(Excerpts from a figure dataset)
──────────────────────────────

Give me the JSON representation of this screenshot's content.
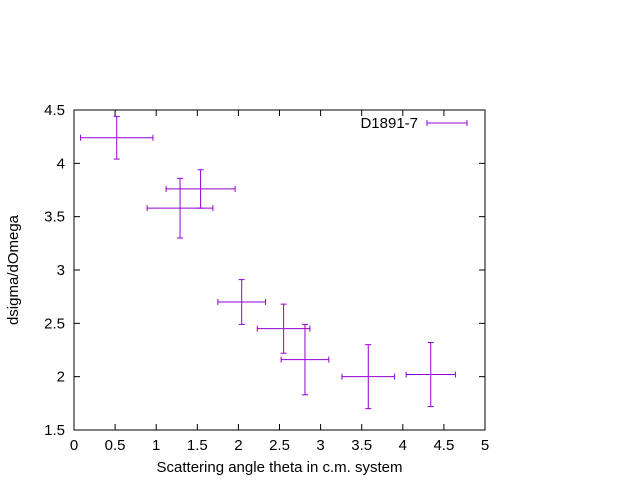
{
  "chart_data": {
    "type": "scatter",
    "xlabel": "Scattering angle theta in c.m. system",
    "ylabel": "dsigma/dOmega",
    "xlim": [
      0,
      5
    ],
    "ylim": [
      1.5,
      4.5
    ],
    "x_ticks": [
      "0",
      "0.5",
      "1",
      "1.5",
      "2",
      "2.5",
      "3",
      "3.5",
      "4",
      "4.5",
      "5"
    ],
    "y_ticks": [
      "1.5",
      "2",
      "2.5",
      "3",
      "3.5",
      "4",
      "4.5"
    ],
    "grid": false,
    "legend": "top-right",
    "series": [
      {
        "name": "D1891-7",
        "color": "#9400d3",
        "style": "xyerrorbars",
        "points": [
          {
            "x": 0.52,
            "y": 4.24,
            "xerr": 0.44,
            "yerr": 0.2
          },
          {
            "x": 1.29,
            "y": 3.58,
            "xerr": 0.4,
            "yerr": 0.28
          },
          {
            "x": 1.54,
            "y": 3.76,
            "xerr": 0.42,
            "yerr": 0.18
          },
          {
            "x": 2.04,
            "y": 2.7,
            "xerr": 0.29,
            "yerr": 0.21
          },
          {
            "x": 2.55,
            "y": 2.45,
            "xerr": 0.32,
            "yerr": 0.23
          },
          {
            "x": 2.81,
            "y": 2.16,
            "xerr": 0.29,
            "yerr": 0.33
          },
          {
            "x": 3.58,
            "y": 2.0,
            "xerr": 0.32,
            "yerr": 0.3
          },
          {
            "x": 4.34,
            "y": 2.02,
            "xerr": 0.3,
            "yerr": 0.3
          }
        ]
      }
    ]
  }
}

──────────────────────────────

Exercise brief> Each entry gets copied exactly; the pictures stay out.

Exercise solution>
Give me the JSON representation of this screenshot's content.
{
  "chart_data": {
    "type": "scatter",
    "xlabel": "Scattering angle theta in c.m. system",
    "ylabel": "dsigma/dOmega",
    "xlim": [
      0,
      5
    ],
    "ylim": [
      1.5,
      4.5
    ],
    "x_ticks": [
      "0",
      "0.5",
      "1",
      "1.5",
      "2",
      "2.5",
      "3",
      "3.5",
      "4",
      "4.5",
      "5"
    ],
    "y_ticks": [
      "1.5",
      "2",
      "2.5",
      "3",
      "3.5",
      "4",
      "4.5"
    ],
    "grid": false,
    "legend": "top-right",
    "series": [
      {
        "name": "D1891-7",
        "color": "#9400d3",
        "style": "xyerrorbars",
        "points": [
          {
            "x": 0.52,
            "y": 4.24,
            "xerr": 0.44,
            "yerr": 0.2
          },
          {
            "x": 1.29,
            "y": 3.58,
            "xerr": 0.4,
            "yerr": 0.28
          },
          {
            "x": 1.54,
            "y": 3.76,
            "xerr": 0.42,
            "yerr": 0.18
          },
          {
            "x": 2.04,
            "y": 2.7,
            "xerr": 0.29,
            "yerr": 0.21
          },
          {
            "x": 2.55,
            "y": 2.45,
            "xerr": 0.32,
            "yerr": 0.23
          },
          {
            "x": 2.81,
            "y": 2.16,
            "xerr": 0.29,
            "yerr": 0.33
          },
          {
            "x": 3.58,
            "y": 2.0,
            "xerr": 0.32,
            "yerr": 0.3
          },
          {
            "x": 4.34,
            "y": 2.02,
            "xerr": 0.3,
            "yerr": 0.3
          }
        ]
      }
    ]
  }
}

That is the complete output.